### [STATED PROBLEM]
Copy every line, exactly and only, from the line containing "What data was" to the line containing "Read the values", both lines included.

### [THE DATA]

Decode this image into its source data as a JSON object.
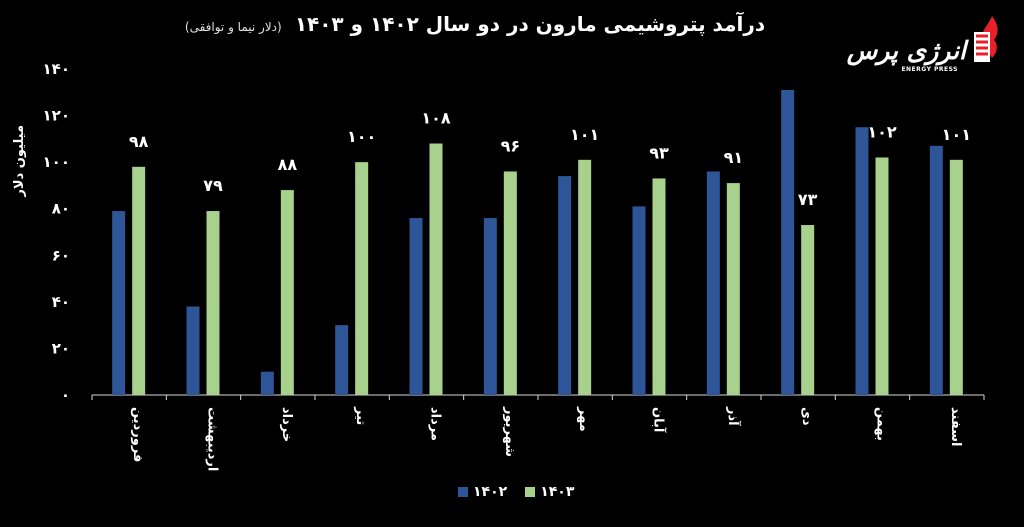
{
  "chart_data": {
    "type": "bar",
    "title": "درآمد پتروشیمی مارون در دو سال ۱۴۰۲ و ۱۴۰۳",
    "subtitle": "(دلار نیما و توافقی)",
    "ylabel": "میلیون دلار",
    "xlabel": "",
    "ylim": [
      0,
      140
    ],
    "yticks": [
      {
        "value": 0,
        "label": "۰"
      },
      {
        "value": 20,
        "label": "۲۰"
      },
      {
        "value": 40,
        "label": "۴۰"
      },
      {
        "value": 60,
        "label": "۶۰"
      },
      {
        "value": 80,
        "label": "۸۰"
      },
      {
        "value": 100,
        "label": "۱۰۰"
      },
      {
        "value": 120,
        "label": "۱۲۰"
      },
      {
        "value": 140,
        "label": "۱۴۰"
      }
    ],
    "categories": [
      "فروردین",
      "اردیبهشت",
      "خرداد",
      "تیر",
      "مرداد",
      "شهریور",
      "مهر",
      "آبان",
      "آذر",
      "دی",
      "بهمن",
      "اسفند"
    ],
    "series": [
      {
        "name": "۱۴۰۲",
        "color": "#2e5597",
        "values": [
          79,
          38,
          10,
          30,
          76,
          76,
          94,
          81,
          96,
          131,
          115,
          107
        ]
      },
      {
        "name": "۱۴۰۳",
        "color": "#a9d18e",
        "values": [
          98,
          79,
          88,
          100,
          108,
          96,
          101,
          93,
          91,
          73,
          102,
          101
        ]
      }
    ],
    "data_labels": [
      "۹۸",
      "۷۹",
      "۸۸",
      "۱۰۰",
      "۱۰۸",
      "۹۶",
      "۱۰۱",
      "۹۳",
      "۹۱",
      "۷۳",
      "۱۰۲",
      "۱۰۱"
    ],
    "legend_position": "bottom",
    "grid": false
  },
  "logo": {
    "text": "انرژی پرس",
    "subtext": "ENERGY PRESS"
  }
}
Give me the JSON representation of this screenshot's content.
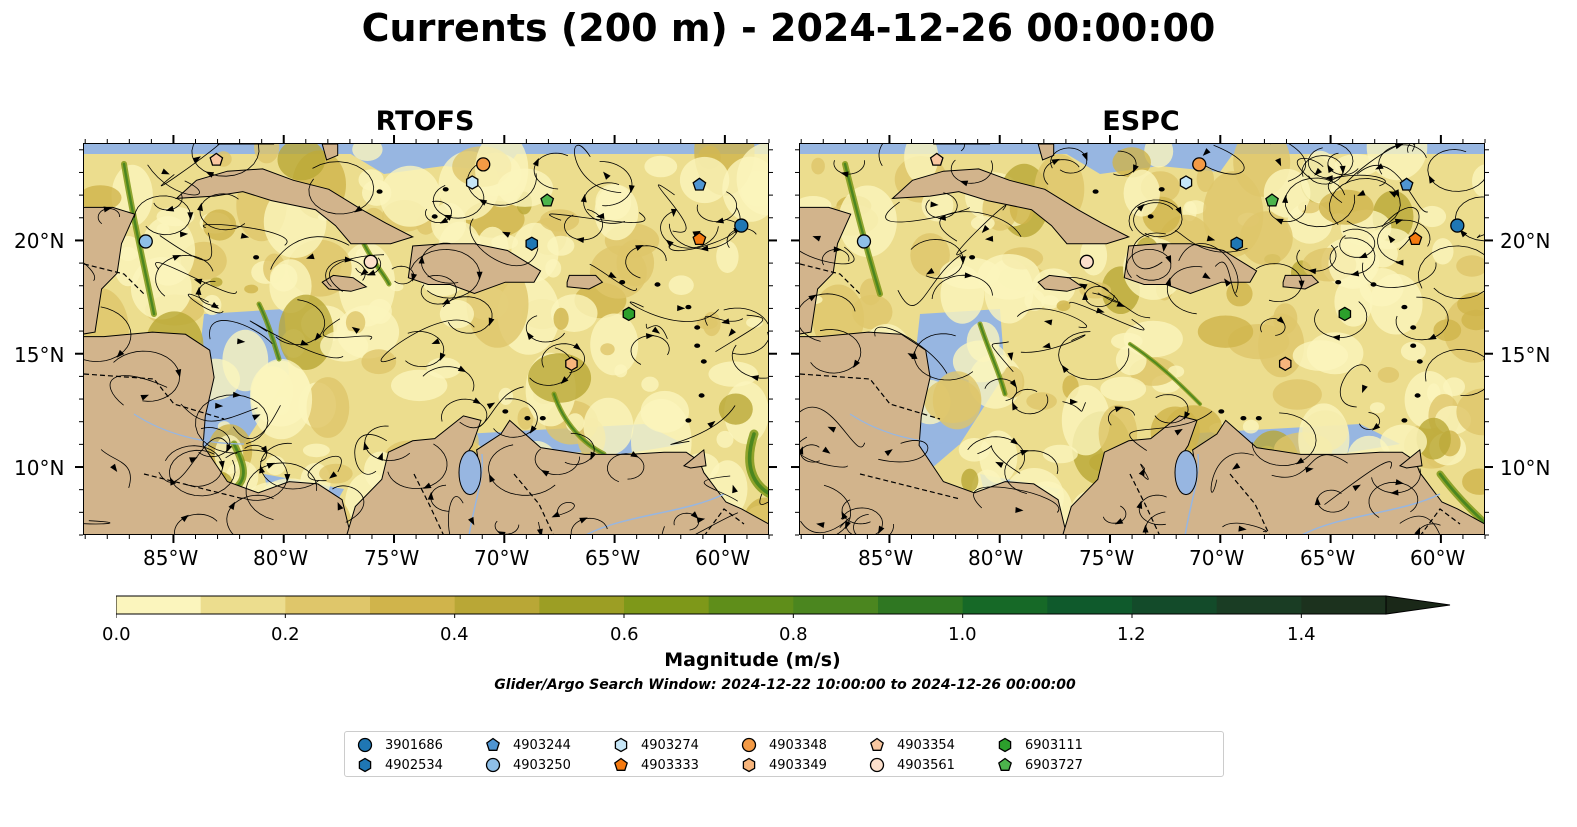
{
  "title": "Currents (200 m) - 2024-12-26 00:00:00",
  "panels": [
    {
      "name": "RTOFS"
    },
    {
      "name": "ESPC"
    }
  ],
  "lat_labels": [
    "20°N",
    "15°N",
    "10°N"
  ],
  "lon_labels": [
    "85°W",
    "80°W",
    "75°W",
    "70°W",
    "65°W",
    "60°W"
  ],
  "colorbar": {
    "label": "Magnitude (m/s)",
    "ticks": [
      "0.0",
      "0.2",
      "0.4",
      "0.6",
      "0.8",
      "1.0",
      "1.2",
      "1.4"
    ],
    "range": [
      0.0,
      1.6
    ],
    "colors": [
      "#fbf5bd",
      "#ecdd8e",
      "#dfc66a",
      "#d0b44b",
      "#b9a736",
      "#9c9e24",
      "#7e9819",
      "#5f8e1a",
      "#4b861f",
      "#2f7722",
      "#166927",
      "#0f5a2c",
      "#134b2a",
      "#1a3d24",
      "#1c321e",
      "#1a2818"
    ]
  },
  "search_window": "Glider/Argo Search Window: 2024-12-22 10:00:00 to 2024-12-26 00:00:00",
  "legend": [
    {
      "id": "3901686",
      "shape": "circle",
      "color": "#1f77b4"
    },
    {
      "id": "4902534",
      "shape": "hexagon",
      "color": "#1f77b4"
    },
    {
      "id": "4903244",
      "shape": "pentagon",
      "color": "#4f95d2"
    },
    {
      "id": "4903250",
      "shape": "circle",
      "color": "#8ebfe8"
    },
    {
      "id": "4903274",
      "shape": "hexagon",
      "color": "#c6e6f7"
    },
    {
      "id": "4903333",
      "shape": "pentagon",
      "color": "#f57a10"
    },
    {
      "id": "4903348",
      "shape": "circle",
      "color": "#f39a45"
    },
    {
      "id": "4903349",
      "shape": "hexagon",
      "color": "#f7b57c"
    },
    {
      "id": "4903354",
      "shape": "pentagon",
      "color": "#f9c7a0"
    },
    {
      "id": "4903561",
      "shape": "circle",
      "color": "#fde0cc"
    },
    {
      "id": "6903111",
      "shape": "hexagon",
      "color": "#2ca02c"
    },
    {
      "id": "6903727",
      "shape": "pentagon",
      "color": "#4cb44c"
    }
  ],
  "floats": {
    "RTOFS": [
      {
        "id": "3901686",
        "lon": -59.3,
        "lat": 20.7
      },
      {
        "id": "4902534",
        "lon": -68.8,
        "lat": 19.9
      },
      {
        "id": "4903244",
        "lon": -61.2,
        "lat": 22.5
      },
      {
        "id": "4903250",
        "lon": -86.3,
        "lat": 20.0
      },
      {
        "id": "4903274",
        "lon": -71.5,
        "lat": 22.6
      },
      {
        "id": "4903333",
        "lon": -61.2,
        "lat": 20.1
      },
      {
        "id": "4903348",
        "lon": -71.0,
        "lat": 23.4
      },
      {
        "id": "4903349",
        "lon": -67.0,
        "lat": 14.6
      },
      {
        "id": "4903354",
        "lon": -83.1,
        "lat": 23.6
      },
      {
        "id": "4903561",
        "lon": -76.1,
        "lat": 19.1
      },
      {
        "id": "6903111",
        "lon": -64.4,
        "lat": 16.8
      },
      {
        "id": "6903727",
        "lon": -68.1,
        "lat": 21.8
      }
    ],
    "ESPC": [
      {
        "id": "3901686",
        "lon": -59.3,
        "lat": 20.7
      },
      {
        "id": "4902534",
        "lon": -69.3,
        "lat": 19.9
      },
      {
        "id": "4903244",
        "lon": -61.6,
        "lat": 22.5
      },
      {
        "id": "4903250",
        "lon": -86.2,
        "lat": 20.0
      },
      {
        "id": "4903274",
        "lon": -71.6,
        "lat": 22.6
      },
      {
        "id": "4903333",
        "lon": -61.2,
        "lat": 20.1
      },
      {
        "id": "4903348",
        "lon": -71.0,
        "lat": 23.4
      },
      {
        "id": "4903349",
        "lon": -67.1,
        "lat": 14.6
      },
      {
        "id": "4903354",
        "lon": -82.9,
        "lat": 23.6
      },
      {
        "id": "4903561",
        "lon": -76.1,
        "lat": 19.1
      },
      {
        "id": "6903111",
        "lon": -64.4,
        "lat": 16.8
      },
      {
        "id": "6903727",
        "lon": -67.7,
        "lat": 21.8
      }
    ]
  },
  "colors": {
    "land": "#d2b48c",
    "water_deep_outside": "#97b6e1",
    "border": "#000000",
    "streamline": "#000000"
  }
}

---

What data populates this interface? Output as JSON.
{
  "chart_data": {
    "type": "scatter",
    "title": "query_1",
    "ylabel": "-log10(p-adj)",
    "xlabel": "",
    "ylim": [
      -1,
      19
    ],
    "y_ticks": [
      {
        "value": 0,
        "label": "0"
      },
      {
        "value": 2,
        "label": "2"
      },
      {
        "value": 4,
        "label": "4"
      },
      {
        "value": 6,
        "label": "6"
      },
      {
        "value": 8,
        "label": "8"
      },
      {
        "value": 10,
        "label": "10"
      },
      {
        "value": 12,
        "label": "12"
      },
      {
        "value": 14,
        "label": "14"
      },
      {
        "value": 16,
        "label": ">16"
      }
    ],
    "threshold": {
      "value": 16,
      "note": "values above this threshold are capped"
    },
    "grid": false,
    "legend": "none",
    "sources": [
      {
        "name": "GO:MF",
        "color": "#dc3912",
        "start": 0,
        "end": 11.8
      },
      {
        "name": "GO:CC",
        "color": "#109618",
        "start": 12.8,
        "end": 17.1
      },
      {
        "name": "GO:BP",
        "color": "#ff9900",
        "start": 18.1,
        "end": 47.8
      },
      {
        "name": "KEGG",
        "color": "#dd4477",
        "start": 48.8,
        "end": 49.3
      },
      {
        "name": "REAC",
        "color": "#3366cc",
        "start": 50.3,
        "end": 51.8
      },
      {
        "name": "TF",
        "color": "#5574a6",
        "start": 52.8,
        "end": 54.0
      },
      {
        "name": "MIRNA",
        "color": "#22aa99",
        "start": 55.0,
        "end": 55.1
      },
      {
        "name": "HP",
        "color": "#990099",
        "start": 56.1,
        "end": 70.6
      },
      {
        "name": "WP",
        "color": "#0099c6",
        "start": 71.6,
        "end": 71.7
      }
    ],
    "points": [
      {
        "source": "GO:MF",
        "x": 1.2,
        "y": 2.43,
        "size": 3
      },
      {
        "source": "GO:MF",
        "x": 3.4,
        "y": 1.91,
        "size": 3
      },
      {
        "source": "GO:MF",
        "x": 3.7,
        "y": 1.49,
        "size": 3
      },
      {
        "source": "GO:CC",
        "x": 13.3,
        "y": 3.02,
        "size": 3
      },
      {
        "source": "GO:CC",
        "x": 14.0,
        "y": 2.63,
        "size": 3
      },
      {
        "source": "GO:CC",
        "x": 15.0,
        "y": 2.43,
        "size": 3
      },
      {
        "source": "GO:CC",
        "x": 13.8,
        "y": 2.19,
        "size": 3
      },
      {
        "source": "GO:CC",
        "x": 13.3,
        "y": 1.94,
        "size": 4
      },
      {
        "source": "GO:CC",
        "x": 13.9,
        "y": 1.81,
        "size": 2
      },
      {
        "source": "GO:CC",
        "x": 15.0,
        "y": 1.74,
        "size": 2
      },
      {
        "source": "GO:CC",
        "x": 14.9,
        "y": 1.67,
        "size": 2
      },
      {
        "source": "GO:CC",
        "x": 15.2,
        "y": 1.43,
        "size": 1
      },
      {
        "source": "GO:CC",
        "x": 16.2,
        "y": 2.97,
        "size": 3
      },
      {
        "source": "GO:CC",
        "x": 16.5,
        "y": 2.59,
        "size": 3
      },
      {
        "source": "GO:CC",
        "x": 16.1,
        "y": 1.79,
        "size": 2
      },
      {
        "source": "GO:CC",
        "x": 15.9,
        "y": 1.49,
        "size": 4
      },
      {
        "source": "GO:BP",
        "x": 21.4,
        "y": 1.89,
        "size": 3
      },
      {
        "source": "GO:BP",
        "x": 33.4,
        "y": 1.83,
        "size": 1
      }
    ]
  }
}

* * *

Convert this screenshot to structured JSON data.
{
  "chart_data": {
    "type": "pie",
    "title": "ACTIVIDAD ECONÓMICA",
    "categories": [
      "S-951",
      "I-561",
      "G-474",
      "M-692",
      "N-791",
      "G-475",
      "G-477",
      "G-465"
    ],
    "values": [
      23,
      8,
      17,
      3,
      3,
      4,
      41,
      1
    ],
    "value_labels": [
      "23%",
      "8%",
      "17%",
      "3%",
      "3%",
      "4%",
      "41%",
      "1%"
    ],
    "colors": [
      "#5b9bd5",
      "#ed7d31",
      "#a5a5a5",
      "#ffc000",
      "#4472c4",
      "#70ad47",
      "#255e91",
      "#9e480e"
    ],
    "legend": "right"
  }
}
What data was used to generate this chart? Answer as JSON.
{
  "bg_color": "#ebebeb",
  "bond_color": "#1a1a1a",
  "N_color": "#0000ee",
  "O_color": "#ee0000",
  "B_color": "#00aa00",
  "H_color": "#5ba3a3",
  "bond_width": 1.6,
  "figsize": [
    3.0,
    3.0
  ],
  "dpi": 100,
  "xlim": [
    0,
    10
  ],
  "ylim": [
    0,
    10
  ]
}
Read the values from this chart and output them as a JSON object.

### [ANSWER BELOW]
What data was used to generate this chart? Answer as JSON.
{
  "bg_color": "#ebebeb",
  "bond_color": "#1a1a1a",
  "N_color": "#0000ee",
  "O_color": "#ee0000",
  "B_color": "#00aa00",
  "H_color": "#5ba3a3",
  "bond_width": 1.6,
  "figsize": [
    3.0,
    3.0
  ],
  "dpi": 100,
  "xlim": [
    0,
    10
  ],
  "ylim": [
    0,
    10
  ]
}
Read the values from this chart and output them as a JSON object.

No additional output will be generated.